Material =
▶
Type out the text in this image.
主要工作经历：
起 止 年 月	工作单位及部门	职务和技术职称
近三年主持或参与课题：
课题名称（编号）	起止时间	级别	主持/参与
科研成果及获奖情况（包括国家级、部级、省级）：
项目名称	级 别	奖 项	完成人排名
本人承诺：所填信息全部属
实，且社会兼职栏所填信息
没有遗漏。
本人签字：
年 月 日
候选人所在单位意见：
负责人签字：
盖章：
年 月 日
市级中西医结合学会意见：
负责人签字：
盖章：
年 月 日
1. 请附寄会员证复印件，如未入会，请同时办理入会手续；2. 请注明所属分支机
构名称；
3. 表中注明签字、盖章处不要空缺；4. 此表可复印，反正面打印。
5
◀
▶
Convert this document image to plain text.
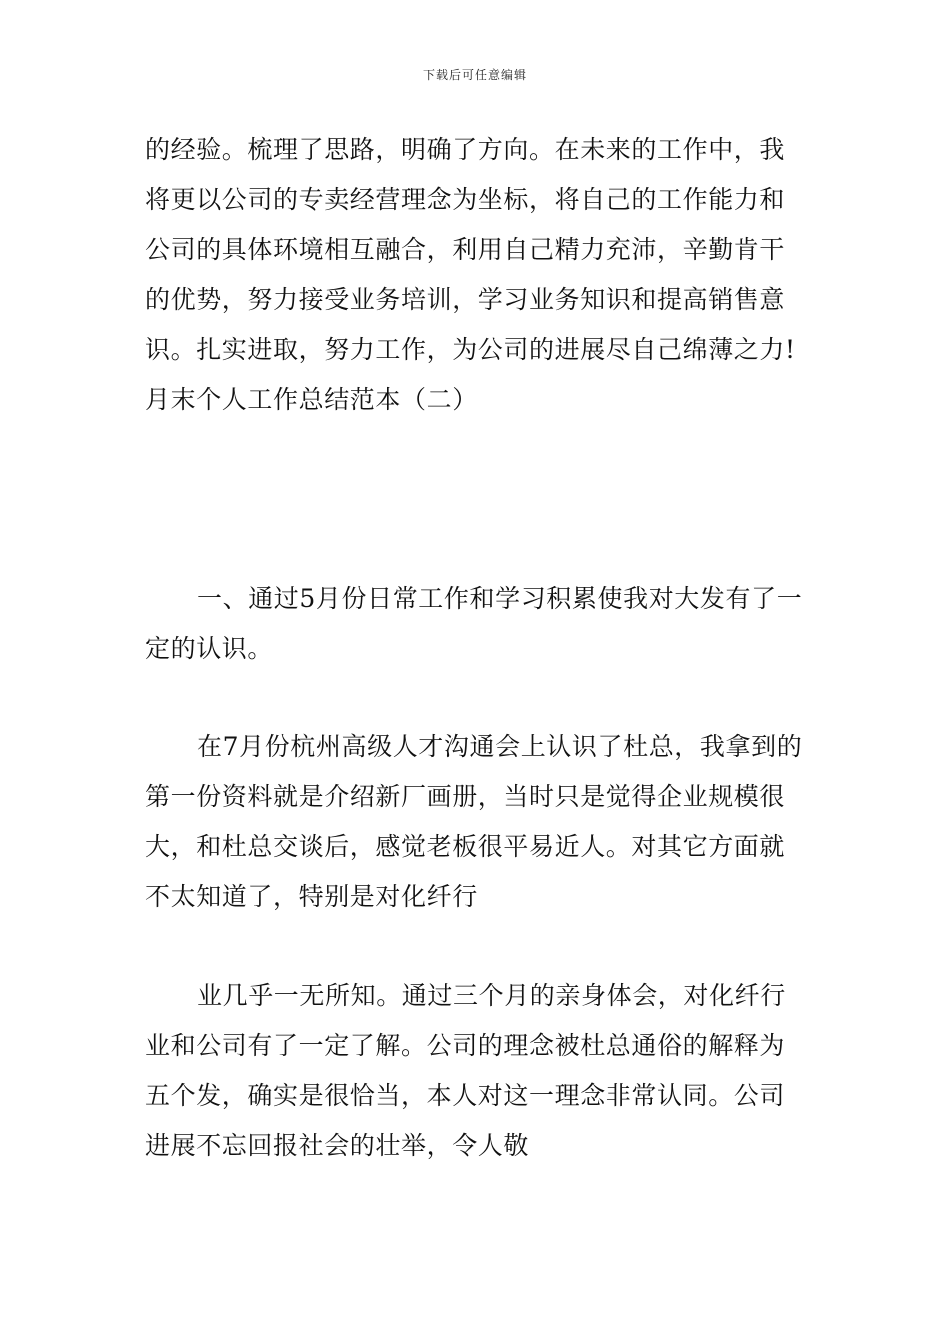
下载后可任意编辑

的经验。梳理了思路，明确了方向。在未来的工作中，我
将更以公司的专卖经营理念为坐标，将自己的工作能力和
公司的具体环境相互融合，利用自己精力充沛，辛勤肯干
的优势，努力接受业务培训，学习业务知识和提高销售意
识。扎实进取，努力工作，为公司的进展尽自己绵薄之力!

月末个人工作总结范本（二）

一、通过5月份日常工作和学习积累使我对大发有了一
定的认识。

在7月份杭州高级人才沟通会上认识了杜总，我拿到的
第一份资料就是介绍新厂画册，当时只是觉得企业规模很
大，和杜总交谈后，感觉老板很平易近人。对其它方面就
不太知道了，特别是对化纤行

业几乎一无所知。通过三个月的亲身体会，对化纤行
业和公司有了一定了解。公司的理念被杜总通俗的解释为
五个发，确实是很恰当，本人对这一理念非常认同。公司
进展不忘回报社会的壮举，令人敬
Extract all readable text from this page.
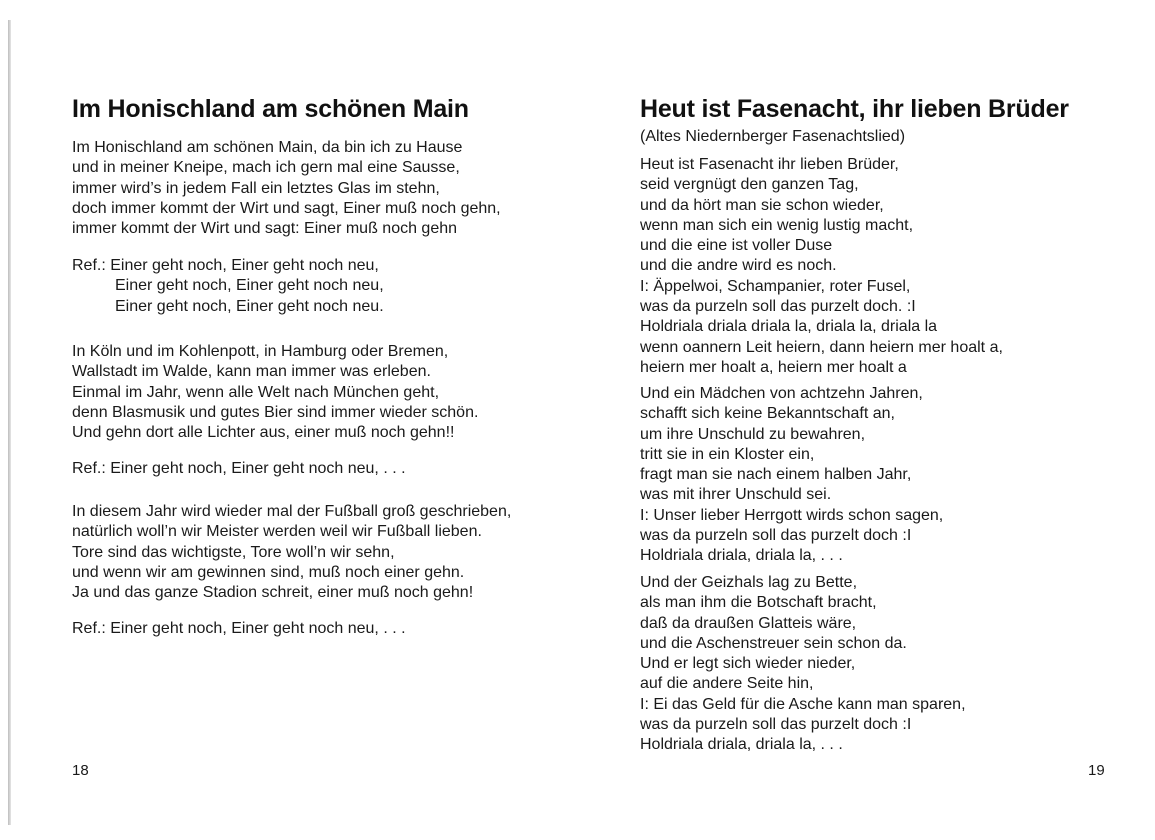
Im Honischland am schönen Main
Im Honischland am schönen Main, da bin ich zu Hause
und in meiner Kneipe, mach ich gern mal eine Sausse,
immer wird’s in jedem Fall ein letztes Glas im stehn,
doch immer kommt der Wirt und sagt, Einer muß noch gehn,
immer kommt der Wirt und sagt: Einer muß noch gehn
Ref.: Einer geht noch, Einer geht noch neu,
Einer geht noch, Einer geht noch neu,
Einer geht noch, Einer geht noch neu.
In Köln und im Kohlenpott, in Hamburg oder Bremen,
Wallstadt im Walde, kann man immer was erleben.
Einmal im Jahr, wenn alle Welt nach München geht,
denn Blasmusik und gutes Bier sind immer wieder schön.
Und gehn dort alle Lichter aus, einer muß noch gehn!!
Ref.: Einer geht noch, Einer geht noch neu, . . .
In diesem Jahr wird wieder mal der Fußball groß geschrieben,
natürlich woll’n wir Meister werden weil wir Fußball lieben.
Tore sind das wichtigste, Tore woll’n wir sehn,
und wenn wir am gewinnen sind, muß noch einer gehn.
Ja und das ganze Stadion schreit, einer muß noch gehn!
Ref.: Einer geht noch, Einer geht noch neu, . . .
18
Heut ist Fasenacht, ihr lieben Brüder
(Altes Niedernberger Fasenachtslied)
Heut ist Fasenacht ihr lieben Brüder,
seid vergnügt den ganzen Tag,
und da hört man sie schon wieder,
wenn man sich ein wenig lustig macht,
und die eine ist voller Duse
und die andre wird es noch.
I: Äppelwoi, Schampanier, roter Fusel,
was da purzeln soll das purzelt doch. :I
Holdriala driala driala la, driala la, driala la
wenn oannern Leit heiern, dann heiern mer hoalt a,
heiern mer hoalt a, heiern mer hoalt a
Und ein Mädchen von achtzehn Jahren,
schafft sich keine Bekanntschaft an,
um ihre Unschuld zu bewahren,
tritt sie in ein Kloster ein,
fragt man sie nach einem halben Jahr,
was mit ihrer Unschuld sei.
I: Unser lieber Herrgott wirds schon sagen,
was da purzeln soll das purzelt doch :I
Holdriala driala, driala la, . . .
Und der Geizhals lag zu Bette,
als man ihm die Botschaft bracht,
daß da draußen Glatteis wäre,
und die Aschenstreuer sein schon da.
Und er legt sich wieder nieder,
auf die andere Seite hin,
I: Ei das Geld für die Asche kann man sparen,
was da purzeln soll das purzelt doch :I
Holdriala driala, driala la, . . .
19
◀
Given request =
Exactly how many lines contain "image"? State the number and nothing else.

Worked answer =
2